Quote every line below exactly and skip any picture.

::::::::

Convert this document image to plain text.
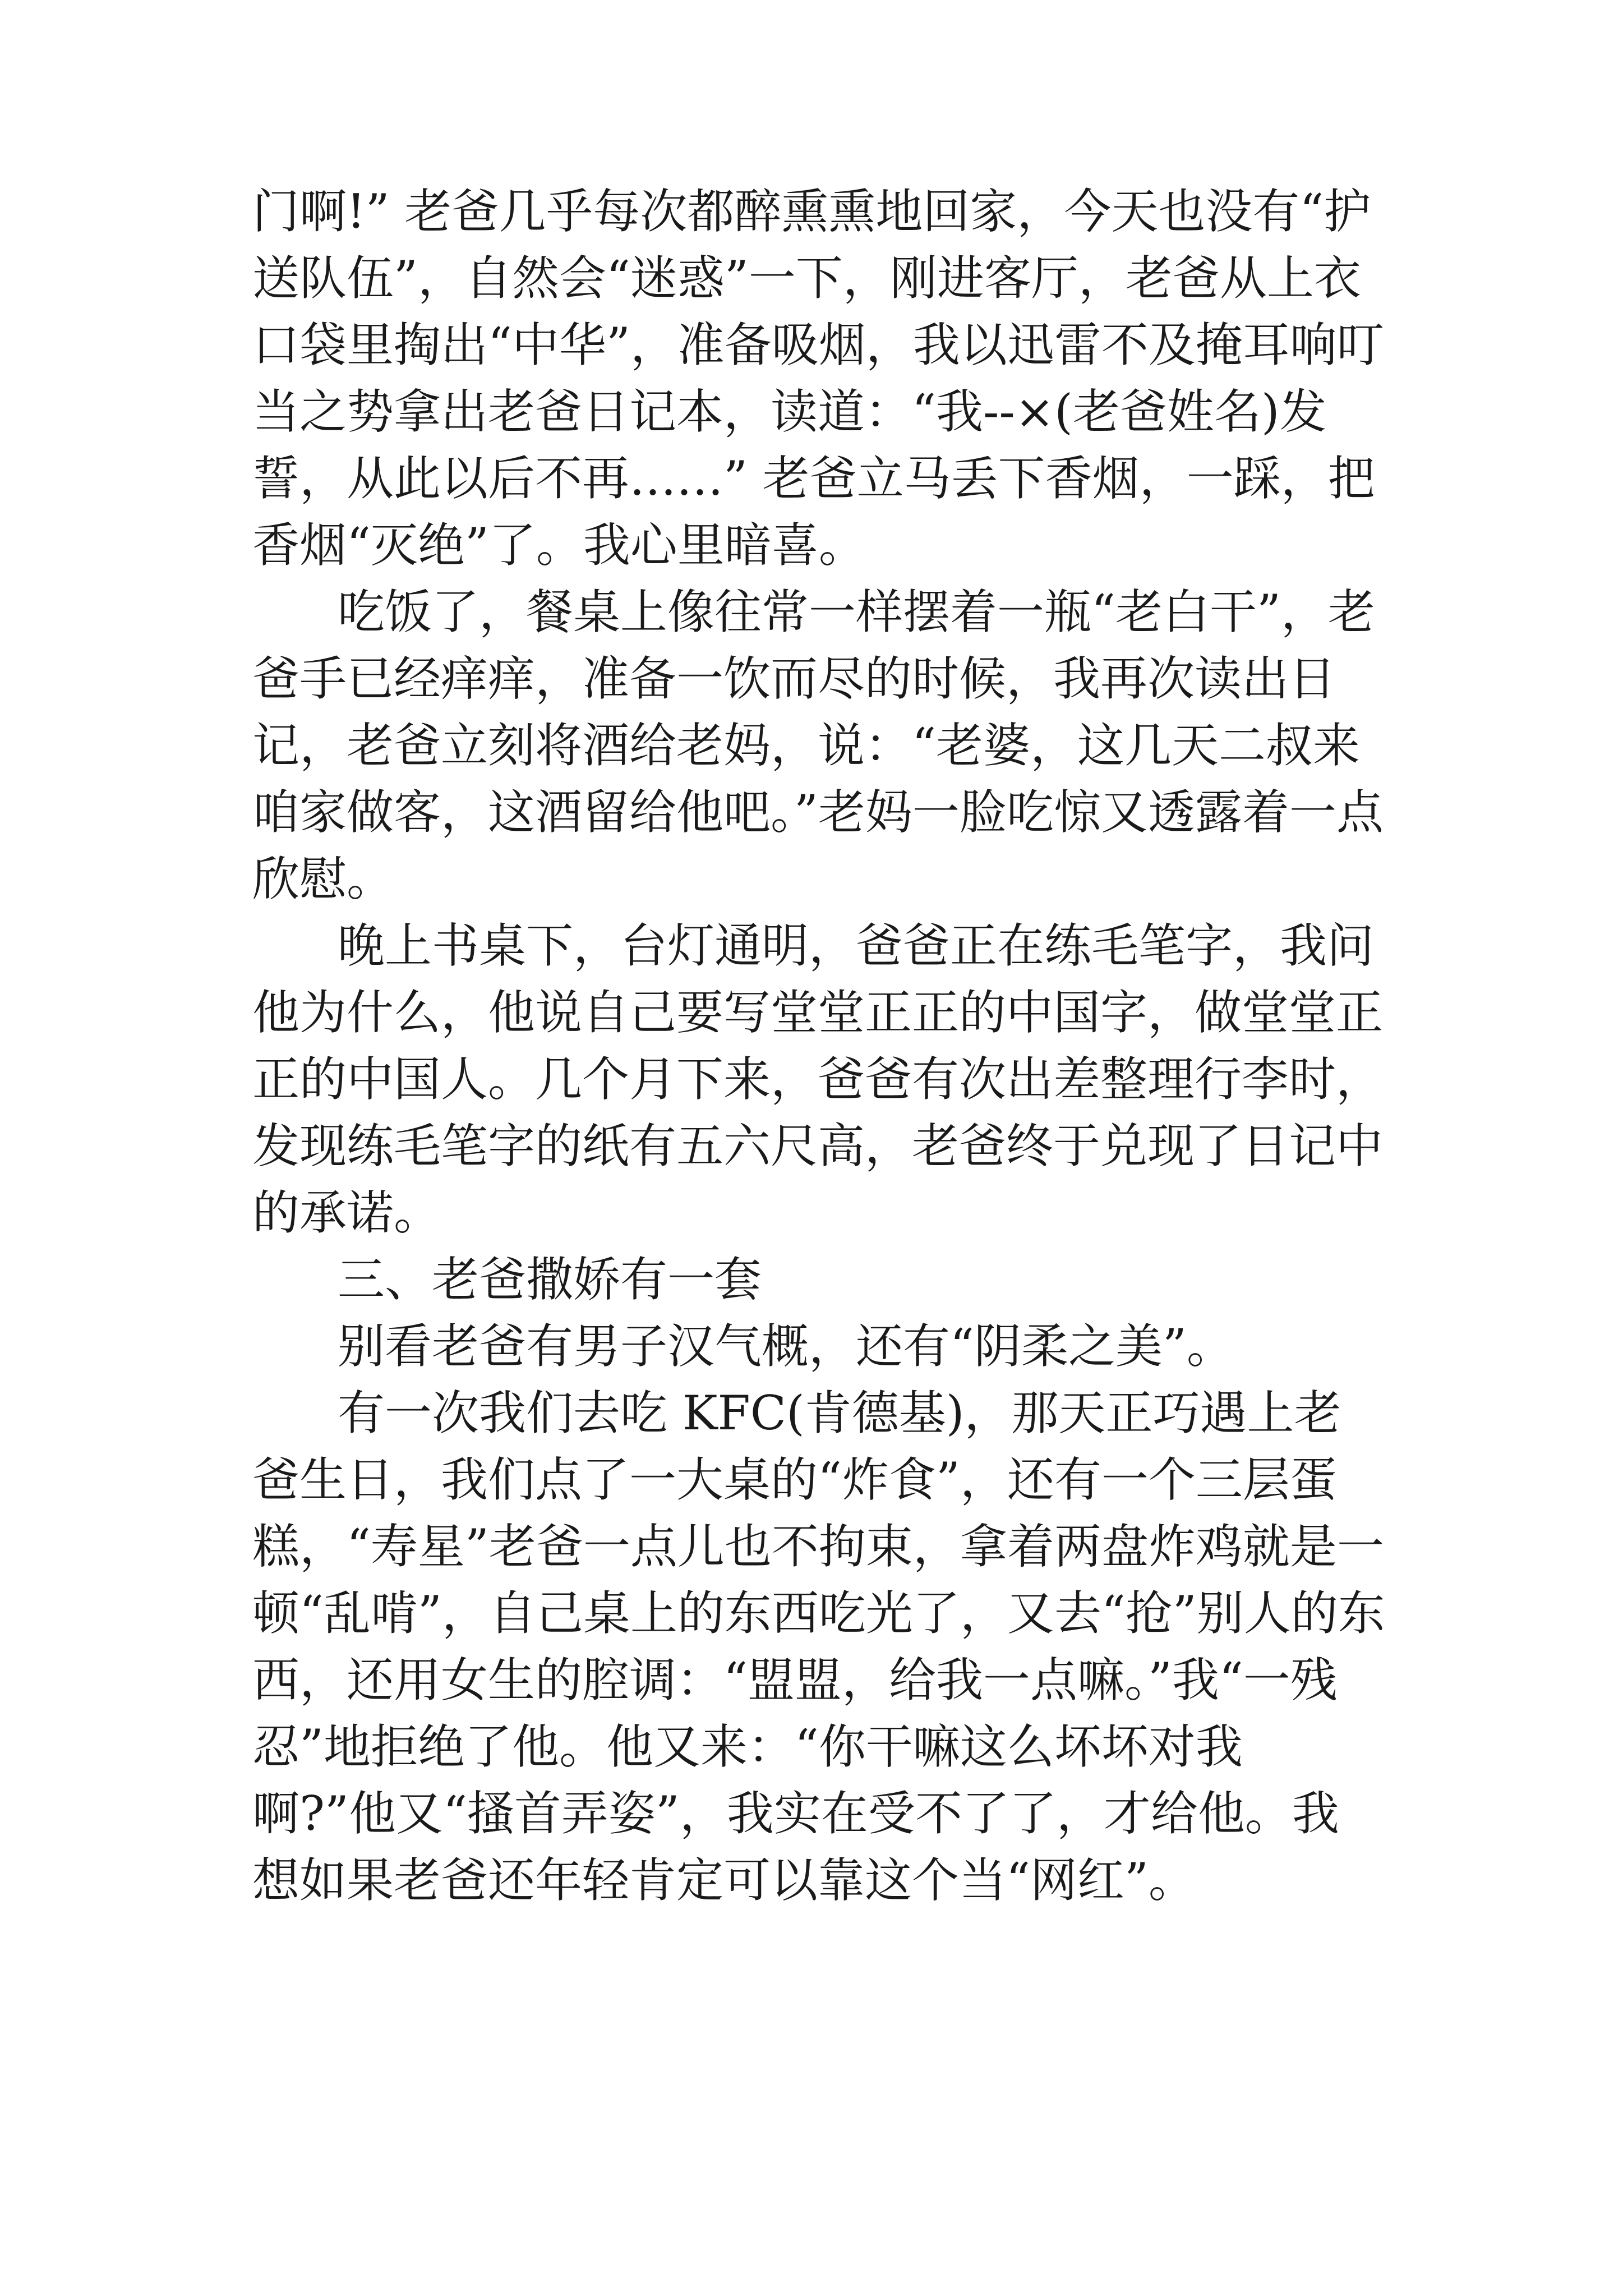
门啊!” 老爸几乎每次都醉熏熏地回家，今天也没有“护送队伍”，自然会“迷惑”一下，刚进客厅，老爸从上衣口袋里掏出“中华”，准备吸烟，我以迅雷不及掩耳响叮当之势拿出老爸日记本，读道：“我--×(老爸姓名)发誓，从此以后不再……” 老爸立马丢下香烟，一踩，把香烟“灭绝”了。我心里暗喜。

吃饭了，餐桌上像往常一样摆着一瓶“老白干”，老爸手已经痒痒，准备一饮而尽的时候，我再次读出日记，老爸立刻将酒给老妈，说：“老婆，这几天二叔来咱家做客，这酒留给他吧。”老妈一脸吃惊又透露着一点欣慰。

晚上书桌下，台灯通明，爸爸正在练毛笔字，我问他为什么，他说自己要写堂堂正正的中国字，做堂堂正正的中国人。几个月下来，爸爸有次出差整理行李时，发现练毛笔字的纸有五六尺高，老爸终于兑现了日记中的承诺。

三、老爸撒娇有一套

别看老爸有男子汉气概，还有“阴柔之美”。

有一次我们去吃 KFC(肯德基)，那天正巧遇上老爸生日，我们点了一大桌的“炸食”，还有一个三层蛋糕，“寿星”老爸一点儿也不拘束，拿着两盘炸鸡就是一顿“乱啃”，自己桌上的东西吃光了，又去“抢”别人的东西，还用女生的腔调：“盟盟，给我一点嘛。”我“一残忍”地拒绝了他。他又来：“你干嘛这么坏坏对我啊?”他又“搔首弄姿”，我实在受不了了，才给他。我想如果老爸还年轻肯定可以靠这个当“网红”。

::::::::

Written solution:
Convert this document image to plain text.
门啊!” 老爸几乎每次都醉熏熏地回家，今天也没有“护送队伍”，自然会“迷惑”一下，刚进客厅，老爸从上衣口袋里掏出“中华”，准备吸烟，我以迅雷不及掩耳响叮当之势拿出老爸日记本，读道：“我--×(老爸姓名)发誓，从此以后不再……” 老爸立马丢下香烟，一踩，把香烟“灭绝”了。我心里暗喜。

吃饭了，餐桌上像往常一样摆着一瓶“老白干”，老爸手已经痒痒，准备一饮而尽的时候，我再次读出日记，老爸立刻将酒给老妈，说：“老婆，这几天二叔来咱家做客，这酒留给他吧。”老妈一脸吃惊又透露着一点欣慰。

晚上书桌下，台灯通明，爸爸正在练毛笔字，我问他为什么，他说自己要写堂堂正正的中国字，做堂堂正正的中国人。几个月下来，爸爸有次出差整理行李时，发现练毛笔字的纸有五六尺高，老爸终于兑现了日记中的承诺。

三、老爸撒娇有一套

别看老爸有男子汉气概，还有“阴柔之美”。

有一次我们去吃 KFC(肯德基)，那天正巧遇上老爸生日，我们点了一大桌的“炸食”，还有一个三层蛋糕，“寿星”老爸一点儿也不拘束，拿着两盘炸鸡就是一顿“乱啃”，自己桌上的东西吃光了，又去“抢”别人的东西，还用女生的腔调：“盟盟，给我一点嘛。”我“一残忍”地拒绝了他。他又来：“你干嘛这么坏坏对我啊?”他又“搔首弄姿”，我实在受不了了，才给他。我想如果老爸还年轻肯定可以靠这个当“网红”。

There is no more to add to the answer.